● Task requirements: Show all lines from the listing below that contain "noise".
━━━━━━━━━━━━━━━━━━━━━━━━━━━━━━
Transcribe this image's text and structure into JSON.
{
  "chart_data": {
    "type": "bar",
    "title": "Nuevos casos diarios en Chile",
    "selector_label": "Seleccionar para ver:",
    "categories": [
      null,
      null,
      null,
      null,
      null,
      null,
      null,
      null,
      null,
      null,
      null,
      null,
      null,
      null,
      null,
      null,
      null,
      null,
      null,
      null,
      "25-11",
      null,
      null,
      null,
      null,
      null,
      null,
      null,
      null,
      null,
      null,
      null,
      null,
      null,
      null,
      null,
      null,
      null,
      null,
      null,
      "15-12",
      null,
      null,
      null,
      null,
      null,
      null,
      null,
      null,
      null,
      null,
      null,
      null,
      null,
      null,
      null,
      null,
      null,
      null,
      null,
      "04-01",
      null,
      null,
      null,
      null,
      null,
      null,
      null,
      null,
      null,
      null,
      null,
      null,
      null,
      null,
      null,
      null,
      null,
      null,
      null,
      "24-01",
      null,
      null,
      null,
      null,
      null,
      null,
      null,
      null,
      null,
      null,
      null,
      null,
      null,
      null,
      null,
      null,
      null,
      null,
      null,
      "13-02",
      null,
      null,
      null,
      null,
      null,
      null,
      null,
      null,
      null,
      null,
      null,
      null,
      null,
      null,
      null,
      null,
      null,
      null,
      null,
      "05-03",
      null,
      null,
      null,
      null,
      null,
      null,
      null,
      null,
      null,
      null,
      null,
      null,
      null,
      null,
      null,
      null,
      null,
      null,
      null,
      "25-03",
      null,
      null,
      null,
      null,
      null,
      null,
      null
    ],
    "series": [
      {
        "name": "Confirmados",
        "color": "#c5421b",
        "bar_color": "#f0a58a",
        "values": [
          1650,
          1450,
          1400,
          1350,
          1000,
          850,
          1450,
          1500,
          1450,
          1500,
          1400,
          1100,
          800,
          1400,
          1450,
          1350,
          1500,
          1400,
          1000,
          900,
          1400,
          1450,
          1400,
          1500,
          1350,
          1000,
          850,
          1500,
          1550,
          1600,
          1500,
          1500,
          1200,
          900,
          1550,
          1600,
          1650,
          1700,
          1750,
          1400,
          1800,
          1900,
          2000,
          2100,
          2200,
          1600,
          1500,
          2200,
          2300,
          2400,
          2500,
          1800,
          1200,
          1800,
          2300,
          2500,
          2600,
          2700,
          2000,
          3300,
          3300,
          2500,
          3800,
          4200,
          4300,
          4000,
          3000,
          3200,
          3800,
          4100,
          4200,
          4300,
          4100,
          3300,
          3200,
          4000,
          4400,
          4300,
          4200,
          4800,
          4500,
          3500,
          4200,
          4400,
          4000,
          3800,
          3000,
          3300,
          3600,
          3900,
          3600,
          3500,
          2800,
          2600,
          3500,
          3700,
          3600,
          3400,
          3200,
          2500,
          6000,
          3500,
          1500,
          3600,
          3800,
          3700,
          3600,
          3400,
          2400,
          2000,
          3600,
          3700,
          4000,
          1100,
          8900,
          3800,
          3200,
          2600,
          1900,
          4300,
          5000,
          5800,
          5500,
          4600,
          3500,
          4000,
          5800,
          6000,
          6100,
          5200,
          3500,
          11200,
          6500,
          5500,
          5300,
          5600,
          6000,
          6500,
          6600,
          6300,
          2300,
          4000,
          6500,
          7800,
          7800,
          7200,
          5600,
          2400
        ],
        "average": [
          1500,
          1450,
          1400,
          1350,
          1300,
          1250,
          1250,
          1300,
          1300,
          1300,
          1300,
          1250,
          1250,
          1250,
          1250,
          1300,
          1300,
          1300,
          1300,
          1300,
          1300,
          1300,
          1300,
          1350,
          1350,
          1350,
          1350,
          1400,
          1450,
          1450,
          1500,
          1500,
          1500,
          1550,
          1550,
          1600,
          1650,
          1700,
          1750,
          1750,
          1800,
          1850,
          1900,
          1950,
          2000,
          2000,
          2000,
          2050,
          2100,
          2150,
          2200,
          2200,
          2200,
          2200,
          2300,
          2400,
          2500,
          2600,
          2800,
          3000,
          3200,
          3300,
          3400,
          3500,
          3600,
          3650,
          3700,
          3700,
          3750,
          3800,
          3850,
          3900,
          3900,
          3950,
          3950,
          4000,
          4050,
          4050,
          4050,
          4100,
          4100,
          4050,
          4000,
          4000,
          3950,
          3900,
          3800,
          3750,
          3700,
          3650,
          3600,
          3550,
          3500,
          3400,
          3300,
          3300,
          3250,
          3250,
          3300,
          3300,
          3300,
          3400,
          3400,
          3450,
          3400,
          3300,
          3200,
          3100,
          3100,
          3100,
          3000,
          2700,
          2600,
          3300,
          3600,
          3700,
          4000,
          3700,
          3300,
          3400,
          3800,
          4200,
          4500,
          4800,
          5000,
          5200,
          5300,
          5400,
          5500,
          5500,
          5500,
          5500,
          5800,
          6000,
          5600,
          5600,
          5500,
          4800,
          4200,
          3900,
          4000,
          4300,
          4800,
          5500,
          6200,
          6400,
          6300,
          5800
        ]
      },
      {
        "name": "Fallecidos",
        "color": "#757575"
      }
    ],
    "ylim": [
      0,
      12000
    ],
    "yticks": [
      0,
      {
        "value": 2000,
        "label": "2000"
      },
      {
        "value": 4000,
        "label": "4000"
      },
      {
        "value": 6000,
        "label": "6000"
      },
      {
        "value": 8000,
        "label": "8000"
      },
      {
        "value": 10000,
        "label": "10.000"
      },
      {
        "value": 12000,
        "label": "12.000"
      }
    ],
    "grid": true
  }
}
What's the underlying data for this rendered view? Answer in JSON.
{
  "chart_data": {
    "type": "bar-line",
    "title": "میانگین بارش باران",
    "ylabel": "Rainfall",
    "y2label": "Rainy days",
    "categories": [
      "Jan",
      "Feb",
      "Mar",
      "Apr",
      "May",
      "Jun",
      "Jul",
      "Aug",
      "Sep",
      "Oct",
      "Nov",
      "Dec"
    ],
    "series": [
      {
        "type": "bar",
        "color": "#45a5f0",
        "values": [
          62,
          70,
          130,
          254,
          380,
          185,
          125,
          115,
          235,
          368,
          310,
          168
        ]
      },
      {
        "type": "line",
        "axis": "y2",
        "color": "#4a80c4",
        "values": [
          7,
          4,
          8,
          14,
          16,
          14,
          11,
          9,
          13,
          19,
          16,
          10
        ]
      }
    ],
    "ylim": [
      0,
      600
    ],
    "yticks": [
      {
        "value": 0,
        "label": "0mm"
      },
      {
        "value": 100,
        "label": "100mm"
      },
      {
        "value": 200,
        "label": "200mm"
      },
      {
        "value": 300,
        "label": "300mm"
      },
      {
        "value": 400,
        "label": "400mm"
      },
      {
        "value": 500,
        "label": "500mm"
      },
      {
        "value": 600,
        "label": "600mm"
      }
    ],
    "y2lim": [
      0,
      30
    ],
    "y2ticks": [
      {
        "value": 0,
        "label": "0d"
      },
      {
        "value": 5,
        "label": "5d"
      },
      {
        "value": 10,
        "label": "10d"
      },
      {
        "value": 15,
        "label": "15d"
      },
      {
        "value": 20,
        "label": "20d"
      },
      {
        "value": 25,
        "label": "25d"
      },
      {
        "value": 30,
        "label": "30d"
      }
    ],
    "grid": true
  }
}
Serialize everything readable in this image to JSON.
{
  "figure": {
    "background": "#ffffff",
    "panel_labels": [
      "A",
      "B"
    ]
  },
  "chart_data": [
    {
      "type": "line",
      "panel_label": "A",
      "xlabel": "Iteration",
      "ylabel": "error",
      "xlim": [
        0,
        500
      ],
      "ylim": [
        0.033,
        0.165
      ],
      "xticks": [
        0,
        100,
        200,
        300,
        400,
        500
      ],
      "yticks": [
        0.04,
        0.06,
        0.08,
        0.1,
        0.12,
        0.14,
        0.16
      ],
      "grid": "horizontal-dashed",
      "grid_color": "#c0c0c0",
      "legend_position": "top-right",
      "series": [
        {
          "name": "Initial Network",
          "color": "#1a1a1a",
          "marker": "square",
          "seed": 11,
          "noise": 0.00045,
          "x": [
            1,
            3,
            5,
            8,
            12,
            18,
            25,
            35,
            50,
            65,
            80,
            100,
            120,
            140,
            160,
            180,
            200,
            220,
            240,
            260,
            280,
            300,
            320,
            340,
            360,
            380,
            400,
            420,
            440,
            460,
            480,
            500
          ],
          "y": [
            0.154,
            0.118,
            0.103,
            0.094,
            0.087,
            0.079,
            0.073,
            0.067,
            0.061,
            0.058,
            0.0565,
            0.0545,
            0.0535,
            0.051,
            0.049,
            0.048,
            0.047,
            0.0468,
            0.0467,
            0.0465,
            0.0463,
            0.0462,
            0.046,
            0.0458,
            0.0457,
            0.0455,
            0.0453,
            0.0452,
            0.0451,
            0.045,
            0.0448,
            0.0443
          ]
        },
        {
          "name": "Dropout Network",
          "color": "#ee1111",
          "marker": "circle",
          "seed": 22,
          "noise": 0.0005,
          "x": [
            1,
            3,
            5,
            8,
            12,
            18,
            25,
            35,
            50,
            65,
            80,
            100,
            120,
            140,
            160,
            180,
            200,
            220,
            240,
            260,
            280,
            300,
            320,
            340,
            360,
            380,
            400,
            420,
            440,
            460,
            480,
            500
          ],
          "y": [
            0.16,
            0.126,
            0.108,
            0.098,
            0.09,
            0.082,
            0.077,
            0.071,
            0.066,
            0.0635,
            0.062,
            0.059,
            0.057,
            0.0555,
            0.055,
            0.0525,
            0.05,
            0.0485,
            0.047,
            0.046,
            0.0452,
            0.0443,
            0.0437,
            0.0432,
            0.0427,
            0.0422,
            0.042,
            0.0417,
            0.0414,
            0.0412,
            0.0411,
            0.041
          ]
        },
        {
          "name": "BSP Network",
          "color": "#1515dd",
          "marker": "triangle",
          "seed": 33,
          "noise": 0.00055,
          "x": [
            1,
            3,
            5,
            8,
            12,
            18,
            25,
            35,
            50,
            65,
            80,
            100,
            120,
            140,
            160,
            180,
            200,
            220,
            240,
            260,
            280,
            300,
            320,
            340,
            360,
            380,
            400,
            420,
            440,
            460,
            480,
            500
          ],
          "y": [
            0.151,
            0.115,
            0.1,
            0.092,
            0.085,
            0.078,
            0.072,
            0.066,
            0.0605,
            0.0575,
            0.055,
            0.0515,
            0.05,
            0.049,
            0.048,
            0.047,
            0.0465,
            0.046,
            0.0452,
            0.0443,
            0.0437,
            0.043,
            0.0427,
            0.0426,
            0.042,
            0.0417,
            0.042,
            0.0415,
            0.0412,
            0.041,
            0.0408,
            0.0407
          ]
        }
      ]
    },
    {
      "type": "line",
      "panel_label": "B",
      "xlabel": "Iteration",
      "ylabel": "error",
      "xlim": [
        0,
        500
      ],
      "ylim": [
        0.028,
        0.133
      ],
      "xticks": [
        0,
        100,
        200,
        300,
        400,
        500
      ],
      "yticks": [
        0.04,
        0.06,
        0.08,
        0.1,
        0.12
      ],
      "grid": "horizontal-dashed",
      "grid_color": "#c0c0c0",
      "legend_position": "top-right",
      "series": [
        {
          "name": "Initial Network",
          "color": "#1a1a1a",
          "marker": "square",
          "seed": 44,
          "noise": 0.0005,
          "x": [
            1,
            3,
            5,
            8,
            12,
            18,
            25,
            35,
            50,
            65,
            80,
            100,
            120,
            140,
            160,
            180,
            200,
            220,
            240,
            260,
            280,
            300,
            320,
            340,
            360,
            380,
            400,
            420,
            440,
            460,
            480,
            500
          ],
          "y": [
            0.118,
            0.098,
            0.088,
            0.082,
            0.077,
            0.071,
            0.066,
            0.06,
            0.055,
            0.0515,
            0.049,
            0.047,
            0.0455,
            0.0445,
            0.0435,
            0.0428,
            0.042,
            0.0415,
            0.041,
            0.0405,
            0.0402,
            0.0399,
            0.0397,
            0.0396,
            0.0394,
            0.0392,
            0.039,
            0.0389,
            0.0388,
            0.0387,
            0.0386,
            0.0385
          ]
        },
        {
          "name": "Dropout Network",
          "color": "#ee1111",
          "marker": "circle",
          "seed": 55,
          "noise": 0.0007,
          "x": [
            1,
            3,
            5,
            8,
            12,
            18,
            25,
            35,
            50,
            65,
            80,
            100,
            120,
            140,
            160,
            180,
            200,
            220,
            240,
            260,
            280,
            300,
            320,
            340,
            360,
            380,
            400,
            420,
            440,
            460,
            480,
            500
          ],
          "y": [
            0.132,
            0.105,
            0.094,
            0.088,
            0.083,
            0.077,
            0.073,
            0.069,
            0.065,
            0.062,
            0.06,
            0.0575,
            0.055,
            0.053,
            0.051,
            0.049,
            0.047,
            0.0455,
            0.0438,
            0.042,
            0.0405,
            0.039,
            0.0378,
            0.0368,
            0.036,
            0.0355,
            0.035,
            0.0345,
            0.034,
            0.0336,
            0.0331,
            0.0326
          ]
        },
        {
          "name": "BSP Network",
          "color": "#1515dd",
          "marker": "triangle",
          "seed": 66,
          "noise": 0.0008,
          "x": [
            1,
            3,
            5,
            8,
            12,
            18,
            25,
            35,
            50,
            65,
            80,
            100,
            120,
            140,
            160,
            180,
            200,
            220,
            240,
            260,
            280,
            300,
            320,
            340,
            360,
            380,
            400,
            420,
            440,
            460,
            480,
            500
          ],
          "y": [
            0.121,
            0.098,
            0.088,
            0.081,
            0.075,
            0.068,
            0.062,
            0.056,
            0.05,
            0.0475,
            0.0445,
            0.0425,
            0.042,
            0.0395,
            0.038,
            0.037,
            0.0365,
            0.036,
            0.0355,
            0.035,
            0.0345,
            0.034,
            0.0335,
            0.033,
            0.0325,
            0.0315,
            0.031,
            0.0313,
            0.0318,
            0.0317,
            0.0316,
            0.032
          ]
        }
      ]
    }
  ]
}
━━━━━━━━━━━━━━━━━━━━━━━━━━━━━━
● Output for this task:
          "noise": 0.00045,
          "noise": 0.0005,
          "noise": 0.00055,
          "noise": 0.0005,
          "noise": 0.0007,
          "noise": 0.0008,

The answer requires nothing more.